- [TO BE DONE]
Below are records to repeat exactly. Omit the pictures from the copy.

- [GIVEN DATA]
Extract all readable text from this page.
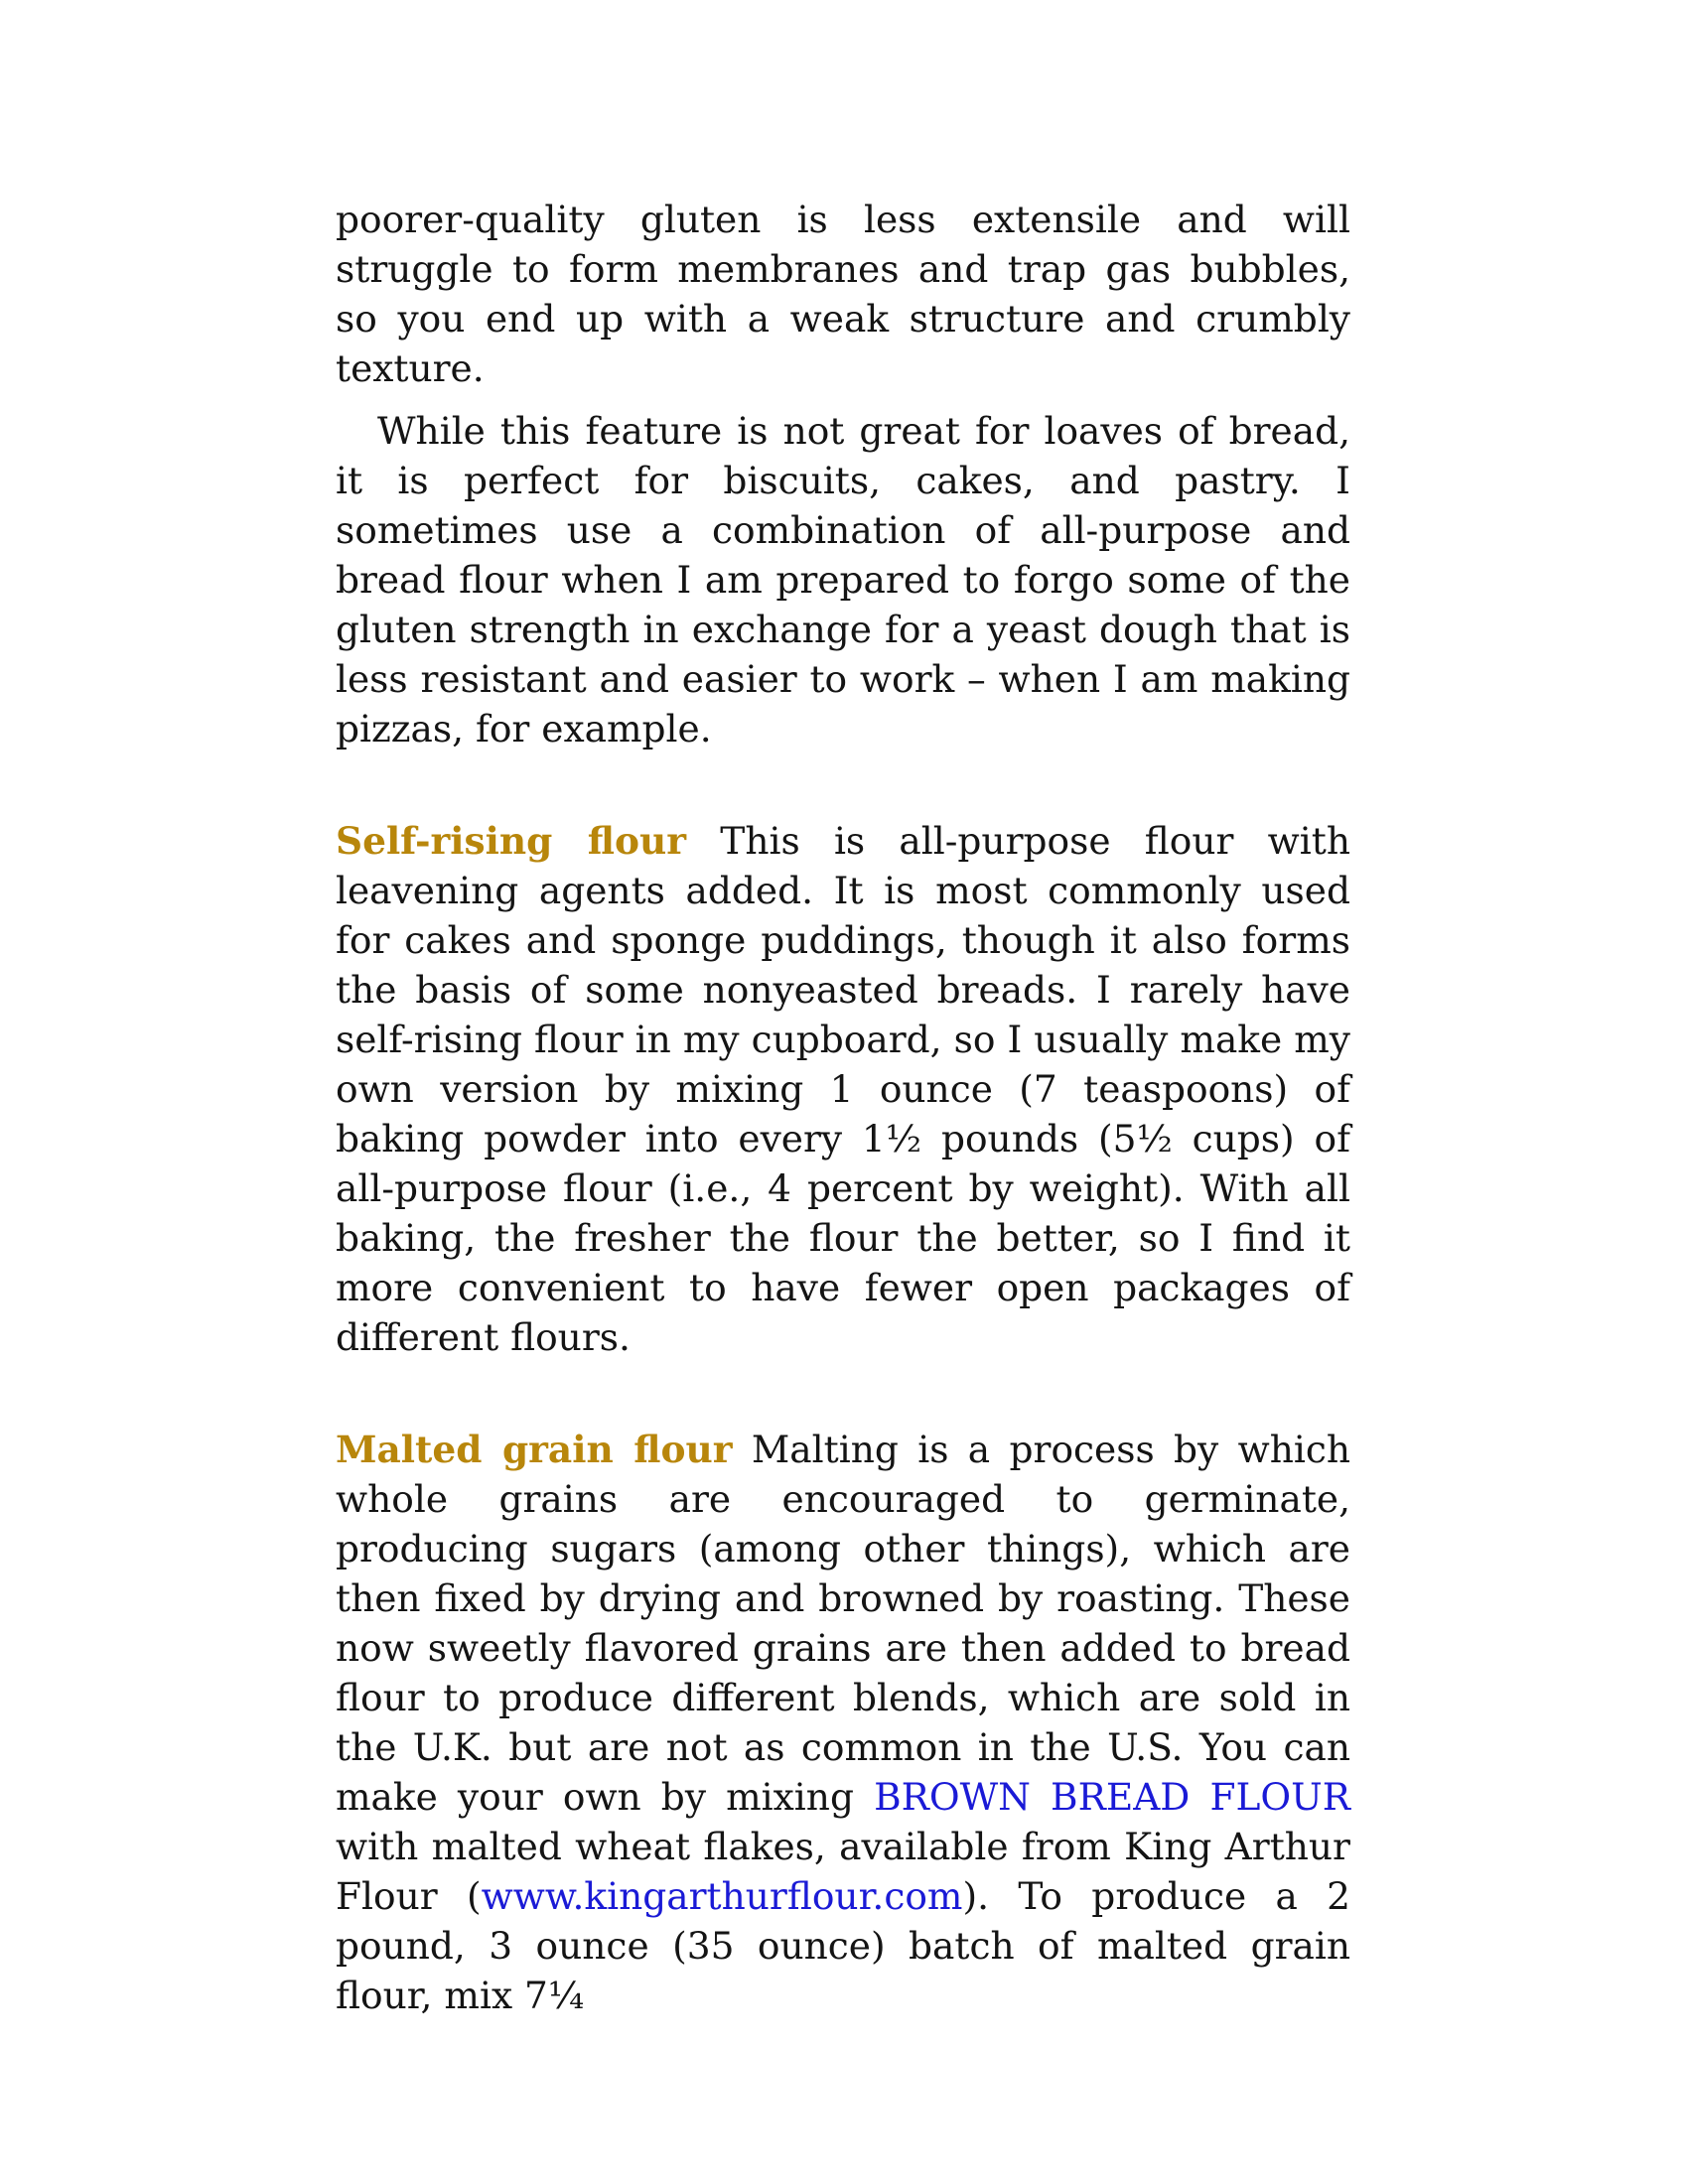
poorer-quality gluten is less extensile and will struggle to form membranes and trap gas bubbles, so you end up with a weak structure and crumbly texture.

While this feature is not great for loaves of bread, it is perfect for biscuits, cakes, and pastry. I sometimes use a combination of all-purpose and bread flour when I am prepared to forgo some of the gluten strength in exchange for a yeast dough that is less resistant and easier to work – when I am making pizzas, for example.

Self-rising flour This is all-purpose flour with leavening agents added. It is most commonly used for cakes and sponge puddings, though it also forms the basis of some nonyeasted breads. I rarely have self-rising flour in my cupboard, so I usually make my own version by mixing 1 ounce (7 teaspoons) of baking powder into every 1½ pounds (5½ cups) of all-purpose flour (i.e., 4 percent by weight). With all baking, the fresher the flour the better, so I find it more convenient to have fewer open packages of different flours.

Malted grain flour Malting is a process by which whole grains are encouraged to germinate, producing sugars (among other things), which are then fixed by drying and browned by roasting. These now sweetly flavored grains are then added to bread flour to produce different blends, which are sold in the U.K. but are not as common in the U.S. You can make your own by mixing BROWN BREAD FLOUR with malted wheat flakes, available from King Arthur Flour (www.kingarthurflour.com). To produce a 2 pound, 3 ounce (35 ounce) batch of malted grain flour, mix 7¼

- [WORKED ANSWER]
Extract all readable text from this page.
poorer-quality gluten is less extensile and will struggle to form membranes and trap gas bubbles, so you end up with a weak structure and crumbly texture.

While this feature is not great for loaves of bread, it is perfect for biscuits, cakes, and pastry. I sometimes use a combination of all-purpose and bread flour when I am prepared to forgo some of the gluten strength in exchange for a yeast dough that is less resistant and easier to work – when I am making pizzas, for example.

Self-rising flour This is all-purpose flour with leavening agents added. It is most commonly used for cakes and sponge puddings, though it also forms the basis of some nonyeasted breads. I rarely have self-rising flour in my cupboard, so I usually make my own version by mixing 1 ounce (7 teaspoons) of baking powder into every 1½ pounds (5½ cups) of all-purpose flour (i.e., 4 percent by weight). With all baking, the fresher the flour the better, so I find it more convenient to have fewer open packages of different flours.

Malted grain flour Malting is a process by which whole grains are encouraged to germinate, producing sugars (among other things), which are then fixed by drying and browned by roasting. These now sweetly flavored grains are then added to bread flour to produce different blends, which are sold in the U.K. but are not as common in the U.S. You can make your own by mixing BROWN BREAD FLOUR with malted wheat flakes, available from King Arthur Flour (www.kingarthurflour.com). To produce a 2 pound, 3 ounce (35 ounce) batch of malted grain flour, mix 7¼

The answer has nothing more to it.